> _Stated goal_:
Will you give the material below again, every line exactly as it is?

> _Extracts from a graphics dataset_:
^^^^^^^^^^^^^^^^

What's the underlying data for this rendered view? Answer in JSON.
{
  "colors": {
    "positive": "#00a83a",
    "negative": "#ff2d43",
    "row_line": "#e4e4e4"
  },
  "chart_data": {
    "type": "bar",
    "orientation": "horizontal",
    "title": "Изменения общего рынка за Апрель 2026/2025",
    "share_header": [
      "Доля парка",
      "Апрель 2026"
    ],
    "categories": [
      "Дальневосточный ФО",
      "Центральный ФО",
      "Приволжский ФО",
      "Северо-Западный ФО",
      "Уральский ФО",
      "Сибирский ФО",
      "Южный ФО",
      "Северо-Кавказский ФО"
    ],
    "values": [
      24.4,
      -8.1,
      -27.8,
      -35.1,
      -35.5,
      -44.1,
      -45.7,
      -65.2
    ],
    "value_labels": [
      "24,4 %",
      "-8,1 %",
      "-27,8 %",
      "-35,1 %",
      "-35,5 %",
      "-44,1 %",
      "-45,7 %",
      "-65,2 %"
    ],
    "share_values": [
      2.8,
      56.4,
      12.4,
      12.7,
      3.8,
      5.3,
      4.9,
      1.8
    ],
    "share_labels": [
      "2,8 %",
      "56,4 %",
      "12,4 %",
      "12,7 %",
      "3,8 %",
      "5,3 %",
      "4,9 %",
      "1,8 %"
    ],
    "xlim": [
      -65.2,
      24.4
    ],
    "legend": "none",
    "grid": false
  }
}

^^^^^^^^^^^^^^^^

> _Written response_:
What's the underlying data for this rendered view? Answer in JSON.
{
  "colors": {
    "positive": "#00a83a",
    "negative": "#ff2d43",
    "row_line": "#e4e4e4"
  },
  "chart_data": {
    "type": "bar",
    "orientation": "horizontal",
    "title": "Изменения общего рынка за Апрель 2026/2025",
    "share_header": [
      "Доля парка",
      "Апрель 2026"
    ],
    "categories": [
      "Дальневосточный ФО",
      "Центральный ФО",
      "Приволжский ФО",
      "Северо-Западный ФО",
      "Уральский ФО",
      "Сибирский ФО",
      "Южный ФО",
      "Северо-Кавказский ФО"
    ],
    "values": [
      24.4,
      -8.1,
      -27.8,
      -35.1,
      -35.5,
      -44.1,
      -45.7,
      -65.2
    ],
    "value_labels": [
      "24,4 %",
      "-8,1 %",
      "-27,8 %",
      "-35,1 %",
      "-35,5 %",
      "-44,1 %",
      "-45,7 %",
      "-65,2 %"
    ],
    "share_values": [
      2.8,
      56.4,
      12.4,
      12.7,
      3.8,
      5.3,
      4.9,
      1.8
    ],
    "share_labels": [
      "2,8 %",
      "56,4 %",
      "12,4 %",
      "12,7 %",
      "3,8 %",
      "5,3 %",
      "4,9 %",
      "1,8 %"
    ],
    "xlim": [
      -65.2,
      24.4
    ],
    "legend": "none",
    "grid": false
  }
}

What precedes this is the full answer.